What this task involves:
Look through the records below, and copy out every line that holds the string "общий".

Provided entries:

____

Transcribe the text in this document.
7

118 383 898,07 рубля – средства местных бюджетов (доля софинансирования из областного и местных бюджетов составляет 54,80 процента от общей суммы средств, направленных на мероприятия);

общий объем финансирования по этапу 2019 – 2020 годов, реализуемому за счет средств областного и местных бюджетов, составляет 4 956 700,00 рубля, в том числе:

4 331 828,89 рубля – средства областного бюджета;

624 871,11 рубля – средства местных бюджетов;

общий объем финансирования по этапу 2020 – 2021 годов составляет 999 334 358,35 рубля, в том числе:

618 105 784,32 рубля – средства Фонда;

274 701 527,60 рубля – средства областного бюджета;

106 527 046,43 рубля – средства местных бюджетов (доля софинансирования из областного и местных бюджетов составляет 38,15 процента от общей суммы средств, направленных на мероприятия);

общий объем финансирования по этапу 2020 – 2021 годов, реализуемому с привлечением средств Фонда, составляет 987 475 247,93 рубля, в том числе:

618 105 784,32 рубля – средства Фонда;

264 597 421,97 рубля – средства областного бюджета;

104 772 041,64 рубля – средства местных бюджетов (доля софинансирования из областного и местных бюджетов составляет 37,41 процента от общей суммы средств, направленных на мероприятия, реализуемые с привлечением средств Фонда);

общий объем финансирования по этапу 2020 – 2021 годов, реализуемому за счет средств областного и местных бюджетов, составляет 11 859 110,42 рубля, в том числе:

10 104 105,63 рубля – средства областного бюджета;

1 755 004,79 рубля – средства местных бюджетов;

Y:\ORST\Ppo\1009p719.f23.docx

____

Solution to this task:
общий объем финансирования по этапу 2019 – 2020 годов, реализуемому за счет средств областного и местных бюджетов, составляет 4 956 700,00 рубля, в том числе:
общий объем финансирования по этапу 2020 – 2021 годов составляет 999 334 358,35 рубля, в том числе:
общий объем финансирования по этапу 2020 – 2021 годов, реализуемому с привлечением средств Фонда, составляет 987 475 247,93 рубля, в том числе:
общий объем финансирования по этапу 2020 – 2021 годов, реализуемому за счет средств областного и местных бюджетов, составляет 11 859 110,42 рубля, в том числе:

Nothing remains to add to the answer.